Turn the lines below, from the line containing "y-tick-label: 7.50: [20, 86, 42, 98]" through the line containing "point: [258, 182, 272, 196]", into a Markdown table with the columns Row and Line. Number the rows and leave out any blank lines.

Given data:

## Start

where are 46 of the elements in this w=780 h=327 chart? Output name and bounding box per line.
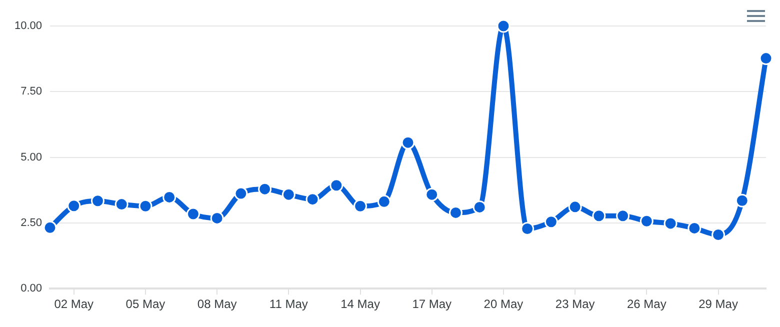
y-tick-label: 7.50: [20, 86, 42, 98]
point: [759, 52, 773, 66]
x-tick-label: 17 May: [412, 297, 452, 312]
point: [544, 215, 558, 229]
point: [234, 186, 248, 200]
x-tick-label: 05 May: [126, 297, 166, 312]
point: [186, 207, 200, 221]
point: [688, 221, 702, 235]
point: [162, 190, 176, 204]
point: [67, 199, 81, 213]
x-tick-label: 29 May: [698, 297, 738, 312]
x-tick-label: 20 May: [484, 297, 524, 312]
point: [354, 199, 368, 213]
point: [258, 182, 272, 196]
point: [640, 214, 654, 228]
x-tick-label: 14 May: [340, 297, 380, 312]
point: [496, 19, 510, 33]
point: [210, 211, 224, 225]
point: [401, 136, 415, 150]
point: [664, 216, 678, 230]
point: [330, 178, 344, 192]
point: [425, 188, 439, 202]
x-tick-label: 26 May: [626, 297, 666, 312]
point: [138, 199, 152, 213]
y-tick-label: 10.00: [14, 20, 42, 32]
x-tick-label: 02 May: [54, 297, 94, 312]
point: [306, 192, 320, 206]
point: [616, 209, 630, 223]
point: [712, 228, 726, 242]
point: [282, 188, 296, 202]
point: [377, 194, 391, 208]
point: [568, 200, 582, 214]
point: [90, 194, 104, 208]
x-tick-label: 11 May: [269, 297, 308, 312]
y-tick-label: 0.00: [20, 282, 42, 295]
x-tick-label: 23 May: [555, 297, 595, 312]
point: [592, 209, 606, 223]
point: [448, 206, 462, 220]
y-tick-label: 2.50: [20, 216, 42, 229]
x-tick-label: 08 May: [197, 297, 237, 312]
point: [472, 200, 486, 214]
point: [43, 220, 57, 234]
point: [520, 222, 534, 236]
point: [114, 198, 128, 212]
y-tick-label: 5.00: [20, 151, 42, 164]
point: [735, 194, 749, 208]
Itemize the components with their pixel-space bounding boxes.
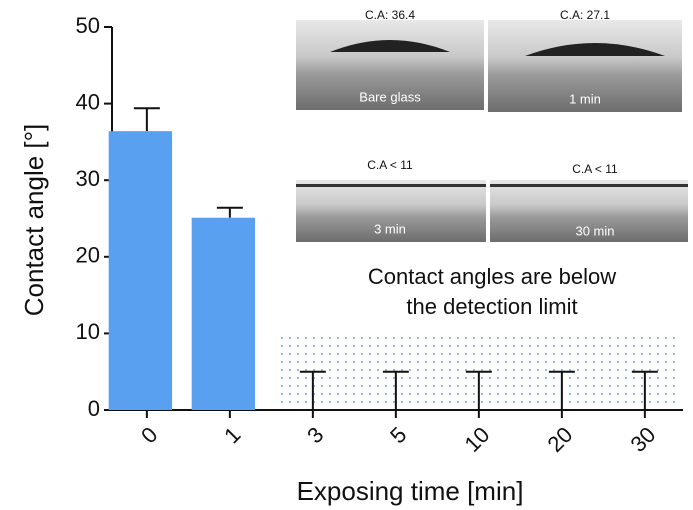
- x-tick-label: 0: [136, 422, 162, 448]
- photo-label: Bare glass: [359, 89, 421, 104]
- y-tick-label: 0: [88, 396, 100, 421]
- bar: [192, 218, 255, 410]
- bar: [109, 131, 172, 410]
- x-tick-label: 1: [219, 422, 245, 448]
- y-axis-label: Contact angle [°]: [19, 124, 49, 317]
- x-tick-label: 30: [626, 422, 661, 457]
- x-tick-label: 10: [460, 422, 495, 457]
- chart: C.A: 36.4 Bare glass C.A: 27.1 1 min C.A…: [0, 0, 693, 510]
- y-tick-label: 20: [76, 243, 100, 268]
- annotation: the detection limit: [406, 294, 577, 319]
- photo-label: 1 min: [569, 91, 601, 106]
- photo-angle: C.A: 27.1: [560, 8, 610, 22]
- y-tick-label: 50: [76, 13, 100, 38]
- y-tick-label: 30: [76, 166, 100, 191]
- photo-label: 3 min: [374, 221, 406, 236]
- x-tick-label: 5: [385, 422, 411, 448]
- photo-angle: C.A < 11: [572, 162, 618, 176]
- film: [490, 184, 688, 187]
- y-tick-label: 40: [76, 89, 100, 114]
- film: [296, 184, 486, 187]
- photo-angle: C.A < 11: [367, 158, 413, 172]
- photo-angle: C.A: 36.4: [365, 8, 415, 22]
- photos: C.A: 36.4 Bare glass C.A: 27.1 1 min C.A…: [296, 8, 688, 242]
- x-tick-label: 3: [302, 422, 328, 448]
- x-tick-label: 20: [543, 422, 578, 457]
- x-axis-label: Exposing time [min]: [297, 476, 524, 506]
- annotation: Contact angles are below: [368, 264, 616, 289]
- photo-label: 30 min: [575, 223, 614, 238]
- y-tick-label: 10: [76, 319, 100, 344]
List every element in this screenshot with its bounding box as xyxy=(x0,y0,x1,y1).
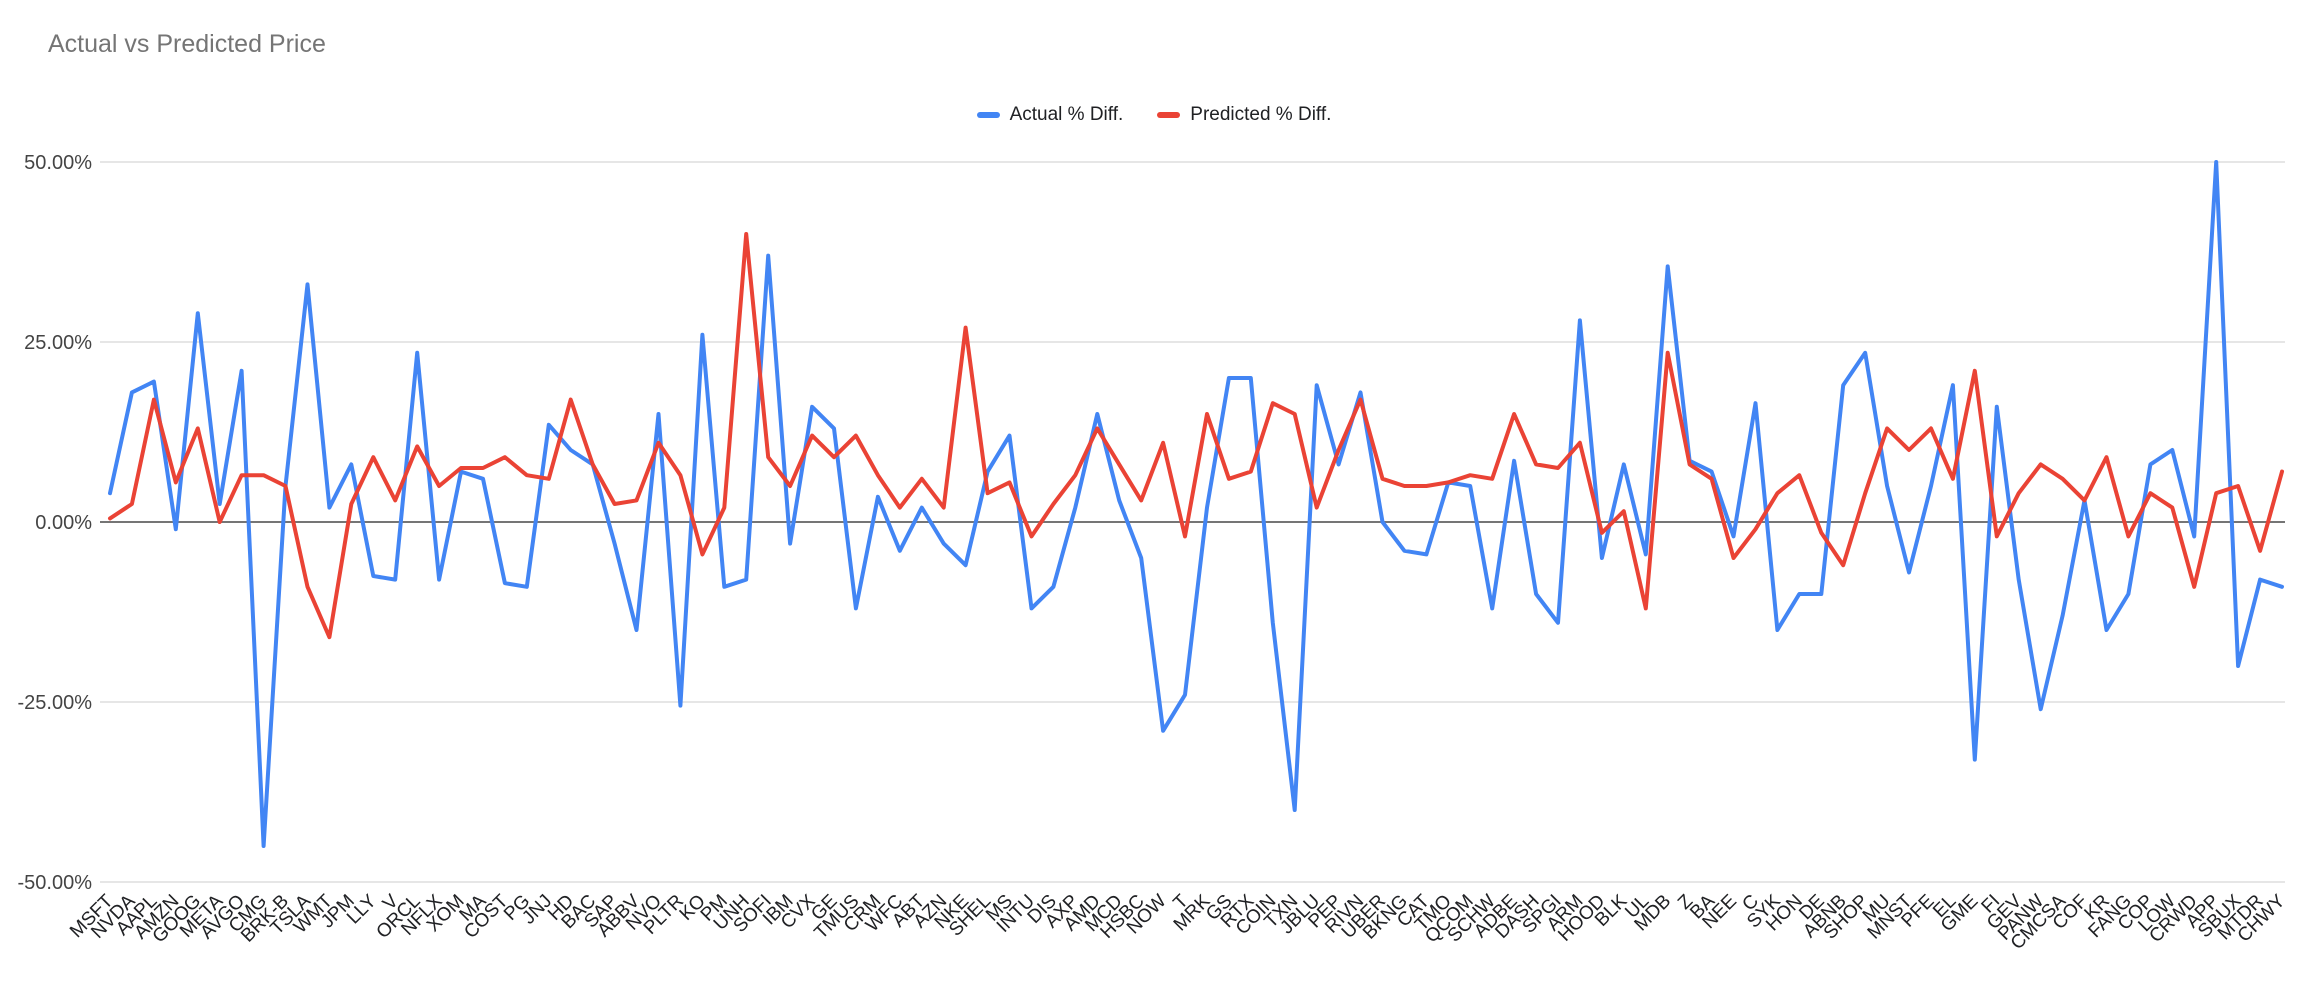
legend-item-actual[interactable]: Actual % Diff. xyxy=(976,104,1124,126)
chart-title: Actual vs Predicted Price xyxy=(48,30,326,58)
y-axis-tick-label: -50.00% xyxy=(18,872,93,894)
legend-item-predicted[interactable]: Predicted % Diff. xyxy=(1157,104,1331,126)
series-line-actual xyxy=(108,160,2284,848)
legend-swatch-actual-icon xyxy=(976,112,1000,118)
legend-label-actual: Actual % Diff. xyxy=(1009,104,1124,125)
chart-legend: Actual % Diff. Predicted % Diff. xyxy=(0,104,2308,126)
y-axis-tick-label: 25.00% xyxy=(24,332,92,354)
legend-label-predicted: Predicted % Diff. xyxy=(1190,104,1332,125)
series-line-predicted xyxy=(108,232,2284,640)
legend-swatch-predicted-icon xyxy=(1157,112,1181,118)
y-axis-tick-label: 50.00% xyxy=(24,152,92,174)
y-axis-tick-label: -25.00% xyxy=(18,692,93,714)
y-axis-tick-label: 0.00% xyxy=(35,512,92,534)
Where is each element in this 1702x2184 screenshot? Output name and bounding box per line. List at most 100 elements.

## End

Task output:
| Row | Line |
|---|---|
| 1 | y-tick-label: 7.50: [20, 86, 42, 98] |
| 2 | point: [759, 52, 773, 66] |
| 3 | x-tick-label: 17 May: [412, 297, 452, 312] |
| 4 | point: [544, 215, 558, 229] |
| 5 | point: [234, 186, 248, 200] |
| 6 | x-tick-label: 05 May: [126, 297, 166, 312] |
| 7 | point: [186, 207, 200, 221] |
| 8 | point: [688, 221, 702, 235] |
| 9 | point: [162, 190, 176, 204] |
| 10 | point: [67, 199, 81, 213] |
| 11 | x-tick-label: 29 May: [698, 297, 738, 312] |
| 12 | x-tick-label: 20 May: [484, 297, 524, 312] |
| 13 | point: [354, 199, 368, 213] |
| 14 | point: [258, 182, 272, 196] |